(Stored entries)
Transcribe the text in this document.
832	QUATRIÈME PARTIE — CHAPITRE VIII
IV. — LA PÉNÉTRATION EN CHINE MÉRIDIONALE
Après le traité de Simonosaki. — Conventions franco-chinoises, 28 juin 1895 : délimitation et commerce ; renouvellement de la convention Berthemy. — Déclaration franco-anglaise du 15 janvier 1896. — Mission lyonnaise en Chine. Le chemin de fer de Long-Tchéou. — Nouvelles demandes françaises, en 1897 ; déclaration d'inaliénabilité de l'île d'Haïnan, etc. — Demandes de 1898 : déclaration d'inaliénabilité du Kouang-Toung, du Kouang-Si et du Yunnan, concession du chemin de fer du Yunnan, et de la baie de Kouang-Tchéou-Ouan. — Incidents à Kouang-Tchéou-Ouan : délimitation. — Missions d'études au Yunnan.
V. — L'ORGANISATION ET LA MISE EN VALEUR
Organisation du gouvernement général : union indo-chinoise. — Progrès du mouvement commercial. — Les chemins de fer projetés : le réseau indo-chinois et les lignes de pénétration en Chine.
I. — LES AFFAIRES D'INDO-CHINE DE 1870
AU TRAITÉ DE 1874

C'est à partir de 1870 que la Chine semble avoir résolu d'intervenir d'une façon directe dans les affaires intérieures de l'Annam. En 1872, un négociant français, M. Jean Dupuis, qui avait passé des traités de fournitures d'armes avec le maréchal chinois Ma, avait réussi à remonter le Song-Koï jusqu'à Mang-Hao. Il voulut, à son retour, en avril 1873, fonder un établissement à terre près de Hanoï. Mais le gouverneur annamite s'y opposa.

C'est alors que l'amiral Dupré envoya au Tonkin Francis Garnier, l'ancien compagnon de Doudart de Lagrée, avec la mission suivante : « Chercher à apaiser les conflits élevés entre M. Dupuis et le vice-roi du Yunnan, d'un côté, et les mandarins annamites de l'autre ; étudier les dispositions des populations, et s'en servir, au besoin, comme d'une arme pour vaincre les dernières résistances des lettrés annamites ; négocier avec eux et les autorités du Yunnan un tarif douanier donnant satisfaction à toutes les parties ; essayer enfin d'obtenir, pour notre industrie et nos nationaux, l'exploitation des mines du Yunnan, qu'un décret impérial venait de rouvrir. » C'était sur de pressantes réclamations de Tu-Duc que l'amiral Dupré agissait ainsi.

_Goal of the exercise_
Set down all of the data above, word for word.

_Solution to the problem_
Transcribe the text in this document.
832	QUATRIÈME PARTIE — CHAPITRE VIII
IV. — LA PÉNÉTRATION EN CHINE MÉRIDIONALE
Après le traité de Simonosaki. — Conventions franco-chinoises, 28 juin 1895 : délimitation et commerce ; renouvellement de la convention Berthemy. — Déclaration franco-anglaise du 15 janvier 1896. — Mission lyonnaise en Chine. Le chemin de fer de Long-Tchéou. — Nouvelles demandes françaises, en 1897 ; déclaration d'inaliénabilité de l'île d'Haïnan, etc. — Demandes de 1898 : déclaration d'inaliénabilité du Kouang-Toung, du Kouang-Si et du Yunnan, concession du chemin de fer du Yunnan, et de la baie de Kouang-Tchéou-Ouan. — Incidents à Kouang-Tchéou-Ouan : délimitation. — Missions d'études au Yunnan.
V. — L'ORGANISATION ET LA MISE EN VALEUR
Organisation du gouvernement général : union indo-chinoise. — Progrès du mouvement commercial. — Les chemins de fer projetés : le réseau indo-chinois et les lignes de pénétration en Chine.
I. — LES AFFAIRES D'INDO-CHINE DE 1870
AU TRAITÉ DE 1874

C'est à partir de 1870 que la Chine semble avoir résolu d'intervenir d'une façon directe dans les affaires intérieures de l'Annam. En 1872, un négociant français, M. Jean Dupuis, qui avait passé des traités de fournitures d'armes avec le maréchal chinois Ma, avait réussi à remonter le Song-Koï jusqu'à Mang-Hao. Il voulut, à son retour, en avril 1873, fonder un établissement à terre près de Hanoï. Mais le gouverneur annamite s'y opposa.

C'est alors que l'amiral Dupré envoya au Tonkin Francis Garnier, l'ancien compagnon de Doudart de Lagrée, avec la mission suivante : « Chercher à apaiser les conflits élevés entre M. Dupuis et le vice-roi du Yunnan, d'un côté, et les mandarins annamites de l'autre ; étudier les dispositions des populations, et s'en servir, au besoin, comme d'une arme pour vaincre les dernières résistances des lettrés annamites ; négocier avec eux et les autorités du Yunnan un tarif douanier donnant satisfaction à toutes les parties ; essayer enfin d'obtenir, pour notre industrie et nos nationaux, l'exploitation des mines du Yunnan, qu'un décret impérial venait de rouvrir. » C'était sur de pressantes réclamations de Tu-Duc que l'amiral Dupré agissait ainsi.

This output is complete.